(Spatial layout entries)
==============================
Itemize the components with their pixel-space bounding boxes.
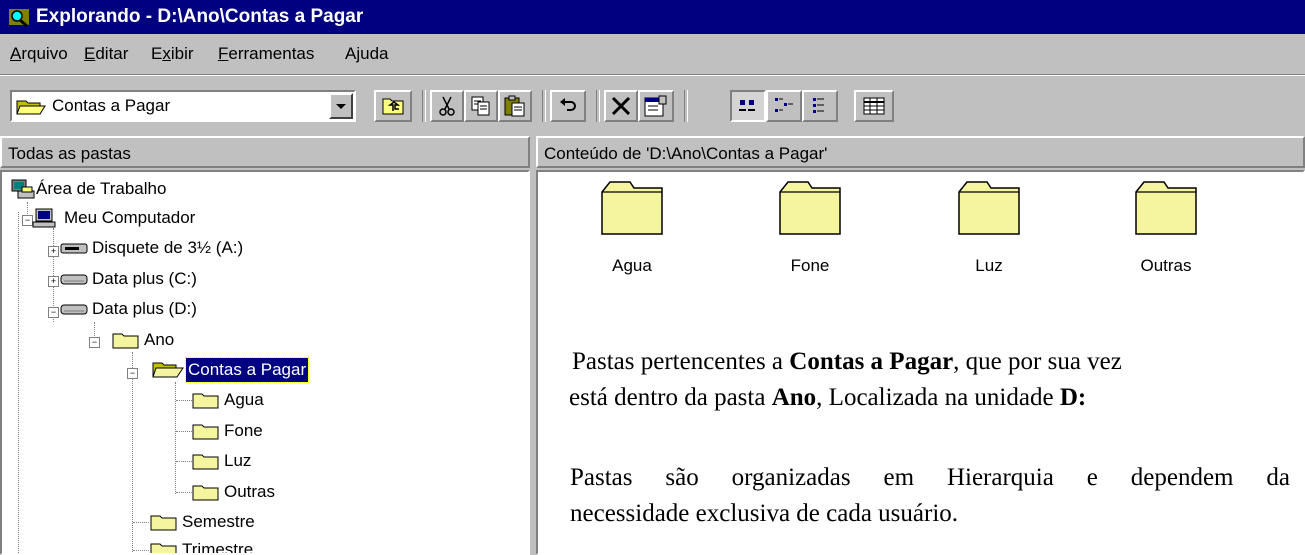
tree-connector — [176, 492, 192, 493]
list-icon — [813, 98, 824, 113]
folder-icon — [192, 485, 219, 501]
folder-icon — [192, 454, 219, 470]
folder-label: Luz — [975, 256, 1003, 275]
copy-button[interactable] — [464, 90, 498, 122]
menu-arquivo[interactable]: Arquivo — [10, 37, 68, 71]
list-button[interactable] — [802, 90, 838, 122]
toolbar-separator — [684, 90, 688, 122]
tree-connector — [18, 212, 19, 553]
location-combobox[interactable]: Contas a Pagar — [10, 90, 356, 122]
paste-icon — [504, 95, 525, 117]
location-value: Contas a Pagar — [52, 96, 171, 115]
cut-button[interactable] — [430, 90, 464, 122]
folder-icon — [192, 393, 219, 409]
folder-icon — [958, 181, 1020, 235]
explorer-icon — [9, 9, 29, 28]
folder-label: Agua — [612, 256, 652, 275]
toolbar-separator — [422, 90, 426, 122]
right-pane-header: Conteúdo de 'D:\Ano\Contas a Pagar' — [536, 136, 1305, 168]
toolbar: Contas a Pagar — [0, 82, 1305, 130]
tree-connector — [133, 522, 149, 523]
folder-icon — [192, 424, 219, 440]
cut-icon — [439, 96, 455, 116]
folder-label: Fone — [790, 256, 830, 275]
small-icons-button[interactable] — [766, 90, 802, 122]
paste-button[interactable] — [498, 90, 532, 122]
expand-toggle[interactable]: + — [48, 276, 59, 287]
undo-icon — [560, 98, 576, 111]
explanation-paragraph-2: Pastas são organizadas em Hierarquia e d… — [570, 460, 1290, 532]
details-button[interactable] — [854, 90, 894, 122]
folder-item-fone[interactable]: Fone — [750, 178, 870, 275]
hard-drive-icon — [60, 274, 88, 285]
folder-icon — [1135, 181, 1197, 235]
collapse-toggle[interactable]: − — [89, 337, 100, 348]
collapse-toggle[interactable]: − — [48, 307, 59, 318]
up-one-level-icon — [382, 98, 404, 115]
folder-item-outras[interactable]: Outras — [1106, 178, 1226, 275]
note-line: necessidade exclusiva de cada usuário. — [570, 500, 959, 527]
tree-connector — [175, 382, 176, 494]
large-icons-icon — [739, 100, 755, 111]
left-pane-header: Todas as pastas — [0, 136, 530, 168]
tree-connector — [133, 550, 149, 551]
toolbar-separator — [596, 90, 600, 122]
folder-icon — [601, 181, 663, 235]
undo-button[interactable] — [550, 90, 586, 122]
menu-editar[interactable]: Editar — [84, 37, 128, 71]
explanation-paragraph-1: Pastas pertencentes a Contas a Pagar, qu… — [569, 344, 1282, 416]
location-dropdown-button[interactable] — [329, 93, 353, 119]
hard-drive-icon — [60, 304, 88, 315]
copy-icon — [471, 96, 490, 116]
folder-tree: − + + − − − Área de Trabalho Meu Computa… — [0, 170, 530, 555]
collapse-toggle[interactable]: − — [127, 368, 138, 379]
tree-connector — [176, 431, 192, 432]
folder-icon — [150, 543, 177, 553]
floppy-drive-icon — [60, 243, 88, 254]
menu-bar: Arquivo Editar Exibir Ferramentas Ajuda — [0, 37, 1305, 71]
menu-ferramentas[interactable]: Ferramentas — [218, 37, 314, 71]
menu-ajuda[interactable]: Ajuda — [345, 37, 389, 71]
contents-pane: Agua Fone Luz Outras Pastas pertencentes… — [536, 170, 1305, 555]
details-icon — [863, 97, 885, 115]
folder-icon — [779, 181, 841, 235]
computer-icon — [32, 208, 56, 228]
folder-item-agua[interactable]: Agua — [572, 178, 692, 275]
window-title: Explorando - D:\Ano\Contas a Pagar — [36, 6, 364, 27]
folder-icon — [112, 333, 139, 349]
properties-icon — [644, 95, 667, 117]
menu-divider — [0, 74, 1305, 76]
open-folder-icon — [16, 100, 46, 115]
expand-toggle[interactable]: + — [48, 246, 59, 257]
up-one-level-button[interactable] — [374, 90, 412, 122]
properties-button[interactable] — [638, 90, 674, 122]
delete-icon — [611, 96, 631, 116]
chevron-down-icon — [336, 104, 346, 109]
toolbar-separator — [542, 90, 546, 122]
title-bar: Explorando - D:\Ano\Contas a Pagar — [0, 0, 1305, 34]
note-line: Pastas são organizadas em Hierarquia e d… — [570, 464, 1290, 491]
delete-button[interactable] — [604, 90, 638, 122]
folder-icon — [150, 515, 177, 531]
folder-label: Outras — [1140, 256, 1192, 275]
large-icons-button[interactable] — [730, 90, 766, 122]
menu-exibir[interactable]: Exibir — [151, 37, 194, 71]
tree-connector — [176, 400, 192, 401]
folder-item-luz[interactable]: Luz — [929, 178, 1049, 275]
desktop-icon — [11, 179, 35, 199]
open-folder-icon — [152, 362, 184, 378]
tree-connector — [176, 461, 192, 462]
small-icons-icon — [775, 98, 793, 112]
note-line: está dentro da pasta Ano, Localizada na … — [569, 384, 1087, 411]
note-line: Pastas pertencentes a Contas a Pagar, qu… — [572, 348, 1122, 375]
==============================
> _Requirements_
Rewrite every one of the items above with "tree-connector" swapped for "tree-line" and everything else left the same. Leave the pictures out of your answer.

> _Task answer_
Itemize the components with their pixel-space bounding boxes.
tree-line — [176, 492, 192, 493]
list-icon — [813, 98, 824, 113]
folder-icon — [192, 485, 219, 501]
folder-icon — [192, 454, 219, 470]
folder-label: Luz — [975, 256, 1003, 275]
copy-button[interactable] — [464, 90, 498, 122]
menu-arquivo[interactable]: Arquivo — [10, 37, 68, 71]
list-button[interactable] — [802, 90, 838, 122]
toolbar-separator — [684, 90, 688, 122]
tree-line — [18, 212, 19, 553]
location-combobox[interactable]: Contas a Pagar — [10, 90, 356, 122]
paste-icon — [504, 95, 525, 117]
location-value: Contas a Pagar — [52, 96, 171, 115]
cut-button[interactable] — [430, 90, 464, 122]
folder-icon — [192, 393, 219, 409]
folder-icon — [958, 181, 1020, 235]
explorer-icon — [9, 9, 29, 28]
folder-label: Agua — [612, 256, 652, 275]
toolbar-separator — [422, 90, 426, 122]
right-pane-header: Conteúdo de 'D:\Ano\Contas a Pagar' — [536, 136, 1305, 168]
toolbar: Contas a Pagar — [0, 82, 1305, 130]
tree-line — [133, 522, 149, 523]
folder-icon — [192, 424, 219, 440]
cut-icon — [439, 96, 455, 116]
folder-label: Fone — [790, 256, 830, 275]
small-icons-button[interactable] — [766, 90, 802, 122]
paste-button[interactable] — [498, 90, 532, 122]
expand-toggle[interactable]: + — [48, 276, 59, 287]
undo-icon — [560, 98, 576, 111]
explanation-paragraph-2: Pastas são organizadas em Hierarquia e d… — [570, 460, 1290, 532]
details-button[interactable] — [854, 90, 894, 122]
folder-item-fone[interactable]: Fone — [750, 178, 870, 275]
hard-drive-icon — [60, 274, 88, 285]
folder-icon — [1135, 181, 1197, 235]
collapse-toggle[interactable]: − — [89, 337, 100, 348]
collapse-toggle[interactable]: − — [48, 307, 59, 318]
up-one-level-icon — [382, 98, 404, 115]
folder-item-outras[interactable]: Outras — [1106, 178, 1226, 275]
note-line: necessidade exclusiva de cada usuário. — [570, 500, 959, 527]
tree-line — [175, 382, 176, 494]
large-icons-icon — [739, 100, 755, 111]
left-pane-header: Todas as pastas — [0, 136, 530, 168]
tree-line — [133, 550, 149, 551]
toolbar-separator — [596, 90, 600, 122]
folder-icon — [601, 181, 663, 235]
undo-button[interactable] — [550, 90, 586, 122]
menu-editar[interactable]: Editar — [84, 37, 128, 71]
explanation-paragraph-1: Pastas pertencentes a Contas a Pagar, qu… — [569, 344, 1282, 416]
location-dropdown-button[interactable] — [329, 93, 353, 119]
hard-drive-icon — [60, 304, 88, 315]
copy-icon — [471, 96, 490, 116]
folder-tree: − + + − − − Área de Trabalho Meu Computa… — [0, 170, 530, 555]
collapse-toggle[interactable]: − — [127, 368, 138, 379]
tree-line — [176, 431, 192, 432]
folder-icon — [150, 543, 177, 553]
floppy-drive-icon — [60, 243, 88, 254]
menu-bar: Arquivo Editar Exibir Ferramentas Ajuda — [0, 37, 1305, 71]
menu-ferramentas[interactable]: Ferramentas — [218, 37, 314, 71]
menu-ajuda[interactable]: Ajuda — [345, 37, 389, 71]
contents-pane: Agua Fone Luz Outras Pastas pertencentes… — [536, 170, 1305, 555]
details-icon — [863, 97, 885, 115]
folder-icon — [779, 181, 841, 235]
computer-icon — [32, 208, 56, 228]
folder-item-agua[interactable]: Agua — [572, 178, 692, 275]
window-title: Explorando - D:\Ano\Contas a Pagar — [36, 6, 364, 27]
folder-icon — [112, 333, 139, 349]
properties-icon — [644, 95, 667, 117]
menu-divider — [0, 74, 1305, 76]
open-folder-icon — [16, 100, 46, 115]
expand-toggle[interactable]: + — [48, 246, 59, 257]
up-one-level-button[interactable] — [374, 90, 412, 122]
properties-button[interactable] — [638, 90, 674, 122]
delete-icon — [611, 96, 631, 116]
chevron-down-icon — [336, 104, 346, 109]
toolbar-separator — [542, 90, 546, 122]
title-bar: Explorando - D:\Ano\Contas a Pagar — [0, 0, 1305, 34]
note-line: Pastas são organizadas em Hierarquia e d… — [570, 464, 1290, 491]
delete-button[interactable] — [604, 90, 638, 122]
folder-icon — [150, 515, 177, 531]
folder-label: Outras — [1140, 256, 1192, 275]
large-icons-button[interactable] — [730, 90, 766, 122]
menu-exibir[interactable]: Exibir — [151, 37, 194, 71]
tree-line — [176, 400, 192, 401]
folder-item-luz[interactable]: Luz — [929, 178, 1049, 275]
desktop-icon — [11, 179, 35, 199]
open-folder-icon — [152, 362, 184, 378]
tree-line — [176, 461, 192, 462]
small-icons-icon — [775, 98, 793, 112]
note-line: está dentro da pasta Ano, Localizada na … — [569, 384, 1087, 411]
note-line: Pastas pertencentes a Contas a Pagar, qu… — [572, 348, 1122, 375]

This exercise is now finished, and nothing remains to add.